*Element-and-box listings*.
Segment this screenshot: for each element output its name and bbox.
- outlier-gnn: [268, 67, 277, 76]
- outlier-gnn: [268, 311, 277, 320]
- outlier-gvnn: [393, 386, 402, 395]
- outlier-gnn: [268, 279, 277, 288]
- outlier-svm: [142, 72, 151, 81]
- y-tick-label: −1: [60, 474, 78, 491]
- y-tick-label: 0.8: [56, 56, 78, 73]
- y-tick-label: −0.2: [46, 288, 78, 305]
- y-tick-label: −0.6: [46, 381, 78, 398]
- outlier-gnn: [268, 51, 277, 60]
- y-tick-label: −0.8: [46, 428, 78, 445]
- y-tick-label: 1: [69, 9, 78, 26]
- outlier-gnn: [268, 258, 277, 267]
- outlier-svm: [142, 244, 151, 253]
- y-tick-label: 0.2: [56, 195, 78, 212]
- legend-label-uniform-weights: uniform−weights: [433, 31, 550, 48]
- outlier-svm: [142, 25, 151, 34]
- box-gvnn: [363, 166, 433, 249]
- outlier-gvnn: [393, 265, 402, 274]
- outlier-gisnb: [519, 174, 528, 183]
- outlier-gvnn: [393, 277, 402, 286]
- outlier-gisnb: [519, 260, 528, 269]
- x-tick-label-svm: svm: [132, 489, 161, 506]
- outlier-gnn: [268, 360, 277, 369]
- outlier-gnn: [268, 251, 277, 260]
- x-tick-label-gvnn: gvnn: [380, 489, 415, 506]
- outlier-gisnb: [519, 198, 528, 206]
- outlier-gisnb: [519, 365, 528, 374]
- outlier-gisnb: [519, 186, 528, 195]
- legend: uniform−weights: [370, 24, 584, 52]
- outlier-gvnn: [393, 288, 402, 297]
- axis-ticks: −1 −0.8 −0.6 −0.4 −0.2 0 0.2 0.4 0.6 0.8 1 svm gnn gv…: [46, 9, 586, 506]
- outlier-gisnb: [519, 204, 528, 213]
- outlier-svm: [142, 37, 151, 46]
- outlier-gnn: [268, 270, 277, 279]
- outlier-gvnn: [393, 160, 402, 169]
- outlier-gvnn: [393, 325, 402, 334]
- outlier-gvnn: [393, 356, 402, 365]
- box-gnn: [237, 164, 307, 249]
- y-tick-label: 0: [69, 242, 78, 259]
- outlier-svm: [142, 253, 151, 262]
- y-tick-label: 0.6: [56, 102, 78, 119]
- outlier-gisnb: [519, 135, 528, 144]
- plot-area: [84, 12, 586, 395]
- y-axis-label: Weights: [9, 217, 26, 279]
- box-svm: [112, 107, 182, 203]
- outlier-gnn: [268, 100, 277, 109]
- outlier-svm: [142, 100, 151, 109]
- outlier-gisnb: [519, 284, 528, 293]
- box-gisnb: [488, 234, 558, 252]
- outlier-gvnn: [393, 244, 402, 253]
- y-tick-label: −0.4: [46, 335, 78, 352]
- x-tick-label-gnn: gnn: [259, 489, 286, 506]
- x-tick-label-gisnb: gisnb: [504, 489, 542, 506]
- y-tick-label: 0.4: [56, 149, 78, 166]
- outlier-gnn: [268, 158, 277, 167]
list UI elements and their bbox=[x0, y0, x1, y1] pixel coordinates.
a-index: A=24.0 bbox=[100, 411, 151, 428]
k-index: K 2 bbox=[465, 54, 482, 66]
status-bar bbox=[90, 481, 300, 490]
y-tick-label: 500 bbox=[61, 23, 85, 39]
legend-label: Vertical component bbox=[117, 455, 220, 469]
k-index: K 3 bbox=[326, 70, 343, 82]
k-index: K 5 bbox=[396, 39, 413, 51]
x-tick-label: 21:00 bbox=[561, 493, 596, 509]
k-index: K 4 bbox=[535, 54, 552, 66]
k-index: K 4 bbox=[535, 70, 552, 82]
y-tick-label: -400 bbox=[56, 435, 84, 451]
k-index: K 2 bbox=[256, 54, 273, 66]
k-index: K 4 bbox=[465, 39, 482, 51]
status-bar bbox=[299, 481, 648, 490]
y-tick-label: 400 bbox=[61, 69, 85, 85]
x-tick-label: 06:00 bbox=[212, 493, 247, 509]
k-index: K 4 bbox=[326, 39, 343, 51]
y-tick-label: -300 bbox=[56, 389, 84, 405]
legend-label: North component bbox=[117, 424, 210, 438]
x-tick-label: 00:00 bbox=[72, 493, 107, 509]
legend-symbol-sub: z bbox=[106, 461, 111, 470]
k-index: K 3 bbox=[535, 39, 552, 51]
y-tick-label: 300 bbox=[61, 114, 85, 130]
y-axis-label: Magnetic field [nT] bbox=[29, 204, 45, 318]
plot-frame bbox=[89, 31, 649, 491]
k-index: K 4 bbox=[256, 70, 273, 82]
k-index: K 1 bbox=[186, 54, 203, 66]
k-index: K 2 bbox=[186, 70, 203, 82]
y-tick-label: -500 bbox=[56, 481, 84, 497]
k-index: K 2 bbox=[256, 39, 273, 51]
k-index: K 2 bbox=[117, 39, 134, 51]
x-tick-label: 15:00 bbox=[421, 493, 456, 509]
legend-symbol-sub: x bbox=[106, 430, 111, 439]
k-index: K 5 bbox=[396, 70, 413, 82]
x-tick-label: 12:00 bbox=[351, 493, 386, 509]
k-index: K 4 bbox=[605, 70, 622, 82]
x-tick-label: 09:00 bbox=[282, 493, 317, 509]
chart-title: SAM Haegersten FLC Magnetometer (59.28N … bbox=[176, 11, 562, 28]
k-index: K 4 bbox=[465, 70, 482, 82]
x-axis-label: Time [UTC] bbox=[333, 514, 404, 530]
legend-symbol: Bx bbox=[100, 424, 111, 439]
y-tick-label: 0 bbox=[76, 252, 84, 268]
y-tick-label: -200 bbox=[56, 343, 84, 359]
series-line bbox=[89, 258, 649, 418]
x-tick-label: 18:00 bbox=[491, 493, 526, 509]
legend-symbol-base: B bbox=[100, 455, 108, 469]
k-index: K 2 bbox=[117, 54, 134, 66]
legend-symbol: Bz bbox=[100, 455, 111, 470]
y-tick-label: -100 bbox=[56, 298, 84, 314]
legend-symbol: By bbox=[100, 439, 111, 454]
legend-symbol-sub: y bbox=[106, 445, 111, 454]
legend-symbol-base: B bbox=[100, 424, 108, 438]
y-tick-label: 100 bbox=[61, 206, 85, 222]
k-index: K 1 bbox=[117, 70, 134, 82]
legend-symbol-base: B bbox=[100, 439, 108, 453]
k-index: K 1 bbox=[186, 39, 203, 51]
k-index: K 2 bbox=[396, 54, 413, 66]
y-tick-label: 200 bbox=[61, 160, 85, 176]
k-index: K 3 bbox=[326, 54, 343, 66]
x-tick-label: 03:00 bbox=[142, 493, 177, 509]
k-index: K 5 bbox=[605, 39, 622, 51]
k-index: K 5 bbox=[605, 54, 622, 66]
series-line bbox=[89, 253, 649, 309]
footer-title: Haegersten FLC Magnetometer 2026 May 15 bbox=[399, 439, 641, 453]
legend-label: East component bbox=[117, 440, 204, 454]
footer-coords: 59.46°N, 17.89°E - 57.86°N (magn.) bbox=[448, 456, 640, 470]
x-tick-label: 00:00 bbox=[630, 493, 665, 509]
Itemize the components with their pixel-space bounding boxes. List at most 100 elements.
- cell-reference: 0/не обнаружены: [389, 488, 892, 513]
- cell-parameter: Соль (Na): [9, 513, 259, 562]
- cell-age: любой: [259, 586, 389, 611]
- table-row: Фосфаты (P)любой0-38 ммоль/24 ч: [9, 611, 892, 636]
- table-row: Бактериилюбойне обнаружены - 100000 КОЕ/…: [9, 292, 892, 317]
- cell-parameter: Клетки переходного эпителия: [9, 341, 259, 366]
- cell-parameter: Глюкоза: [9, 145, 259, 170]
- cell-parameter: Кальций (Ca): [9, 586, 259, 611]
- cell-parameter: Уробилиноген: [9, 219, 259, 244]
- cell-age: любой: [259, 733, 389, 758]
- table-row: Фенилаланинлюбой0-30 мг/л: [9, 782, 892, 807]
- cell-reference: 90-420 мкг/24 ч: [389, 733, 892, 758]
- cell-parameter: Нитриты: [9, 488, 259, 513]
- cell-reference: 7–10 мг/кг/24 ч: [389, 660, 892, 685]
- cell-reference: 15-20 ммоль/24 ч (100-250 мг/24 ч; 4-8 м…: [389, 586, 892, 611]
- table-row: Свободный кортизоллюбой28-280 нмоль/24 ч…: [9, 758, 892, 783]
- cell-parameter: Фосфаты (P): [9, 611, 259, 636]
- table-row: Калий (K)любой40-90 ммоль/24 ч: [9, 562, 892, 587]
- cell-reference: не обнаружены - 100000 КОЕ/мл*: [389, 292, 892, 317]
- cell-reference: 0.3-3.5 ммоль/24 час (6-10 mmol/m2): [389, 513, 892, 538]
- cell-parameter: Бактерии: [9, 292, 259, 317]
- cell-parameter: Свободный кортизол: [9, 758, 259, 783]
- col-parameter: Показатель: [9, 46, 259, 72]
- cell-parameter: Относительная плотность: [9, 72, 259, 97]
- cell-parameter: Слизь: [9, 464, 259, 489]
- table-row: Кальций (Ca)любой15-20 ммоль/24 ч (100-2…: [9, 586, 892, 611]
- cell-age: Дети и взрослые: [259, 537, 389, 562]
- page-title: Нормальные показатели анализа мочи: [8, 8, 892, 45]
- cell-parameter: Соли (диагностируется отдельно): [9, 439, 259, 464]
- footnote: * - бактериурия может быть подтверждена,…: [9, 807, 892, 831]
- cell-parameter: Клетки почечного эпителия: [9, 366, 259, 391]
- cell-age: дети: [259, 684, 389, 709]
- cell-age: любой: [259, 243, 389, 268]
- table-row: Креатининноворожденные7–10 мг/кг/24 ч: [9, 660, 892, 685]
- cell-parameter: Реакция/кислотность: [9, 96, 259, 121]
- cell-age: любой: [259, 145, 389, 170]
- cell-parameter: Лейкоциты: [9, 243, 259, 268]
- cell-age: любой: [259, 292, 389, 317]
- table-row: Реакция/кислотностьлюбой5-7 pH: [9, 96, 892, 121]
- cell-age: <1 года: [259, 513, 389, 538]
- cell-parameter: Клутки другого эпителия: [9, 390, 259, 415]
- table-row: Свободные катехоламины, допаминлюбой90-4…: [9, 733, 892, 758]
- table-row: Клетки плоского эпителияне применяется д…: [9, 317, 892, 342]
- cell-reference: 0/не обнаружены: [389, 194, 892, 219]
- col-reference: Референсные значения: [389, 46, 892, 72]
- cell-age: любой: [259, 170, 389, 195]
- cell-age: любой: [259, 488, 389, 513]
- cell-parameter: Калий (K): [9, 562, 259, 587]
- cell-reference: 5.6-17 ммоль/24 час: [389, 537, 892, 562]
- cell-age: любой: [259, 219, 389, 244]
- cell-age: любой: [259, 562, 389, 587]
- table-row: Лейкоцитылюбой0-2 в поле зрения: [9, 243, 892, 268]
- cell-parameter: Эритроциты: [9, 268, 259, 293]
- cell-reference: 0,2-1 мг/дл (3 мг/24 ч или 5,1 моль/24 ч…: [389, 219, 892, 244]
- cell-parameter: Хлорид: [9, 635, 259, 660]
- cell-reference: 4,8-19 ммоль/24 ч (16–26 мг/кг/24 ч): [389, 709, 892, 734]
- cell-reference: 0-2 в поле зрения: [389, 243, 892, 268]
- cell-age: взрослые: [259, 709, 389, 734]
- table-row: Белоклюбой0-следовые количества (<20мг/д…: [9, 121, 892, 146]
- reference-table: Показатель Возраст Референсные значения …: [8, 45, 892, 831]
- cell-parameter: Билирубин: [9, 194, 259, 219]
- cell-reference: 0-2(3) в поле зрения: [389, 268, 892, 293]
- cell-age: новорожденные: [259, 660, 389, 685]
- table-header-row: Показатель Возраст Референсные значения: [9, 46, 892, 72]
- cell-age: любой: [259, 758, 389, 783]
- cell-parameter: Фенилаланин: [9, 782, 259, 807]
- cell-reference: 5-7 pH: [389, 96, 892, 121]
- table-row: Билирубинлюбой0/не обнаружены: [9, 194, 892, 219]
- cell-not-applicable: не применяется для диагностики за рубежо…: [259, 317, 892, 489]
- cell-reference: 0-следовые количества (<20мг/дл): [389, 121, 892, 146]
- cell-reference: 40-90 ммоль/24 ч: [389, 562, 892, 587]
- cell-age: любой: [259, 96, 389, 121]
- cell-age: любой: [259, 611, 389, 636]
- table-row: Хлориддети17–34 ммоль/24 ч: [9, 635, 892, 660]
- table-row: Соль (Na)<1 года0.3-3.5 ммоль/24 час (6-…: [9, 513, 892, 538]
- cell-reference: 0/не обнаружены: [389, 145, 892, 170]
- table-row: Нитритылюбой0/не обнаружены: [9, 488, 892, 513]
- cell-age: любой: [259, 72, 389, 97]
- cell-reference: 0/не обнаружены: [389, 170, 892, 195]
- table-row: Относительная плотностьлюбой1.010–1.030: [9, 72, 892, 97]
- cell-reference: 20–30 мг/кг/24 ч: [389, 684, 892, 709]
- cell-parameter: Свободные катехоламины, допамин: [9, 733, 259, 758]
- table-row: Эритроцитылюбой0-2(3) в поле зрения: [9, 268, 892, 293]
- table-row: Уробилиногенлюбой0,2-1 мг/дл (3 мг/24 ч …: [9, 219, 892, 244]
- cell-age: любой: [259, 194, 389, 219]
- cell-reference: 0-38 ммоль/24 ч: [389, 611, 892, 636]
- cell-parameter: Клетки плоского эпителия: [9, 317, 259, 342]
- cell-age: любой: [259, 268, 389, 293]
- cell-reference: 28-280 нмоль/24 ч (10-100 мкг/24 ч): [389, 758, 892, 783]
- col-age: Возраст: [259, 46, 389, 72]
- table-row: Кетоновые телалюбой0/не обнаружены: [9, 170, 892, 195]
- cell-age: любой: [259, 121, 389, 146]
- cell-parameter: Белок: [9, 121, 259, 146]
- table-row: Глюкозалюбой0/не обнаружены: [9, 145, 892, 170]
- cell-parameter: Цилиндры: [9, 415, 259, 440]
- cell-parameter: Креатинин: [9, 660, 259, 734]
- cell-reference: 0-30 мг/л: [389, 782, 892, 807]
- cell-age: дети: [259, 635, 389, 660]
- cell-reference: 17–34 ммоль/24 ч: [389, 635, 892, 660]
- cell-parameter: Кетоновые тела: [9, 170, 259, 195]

*WHAT IS NEEDED*.
Can you find every line in the listings above that contains the string "gisnb", matching case exactly, and copy each of those lines?

*RESPONSE TO THE EXERCISE*.
- outlier-gisnb: [519, 174, 528, 183]
- outlier-gisnb: [519, 260, 528, 269]
- outlier-gisnb: [519, 198, 528, 206]
- outlier-gisnb: [519, 365, 528, 374]
- outlier-gisnb: [519, 186, 528, 195]
- outlier-gisnb: [519, 204, 528, 213]
- outlier-gisnb: [519, 135, 528, 144]
- outlier-gisnb: [519, 284, 528, 293]
- box-gisnb: [488, 234, 558, 252]
- x-tick-label-gisnb: gisnb: [504, 489, 542, 506]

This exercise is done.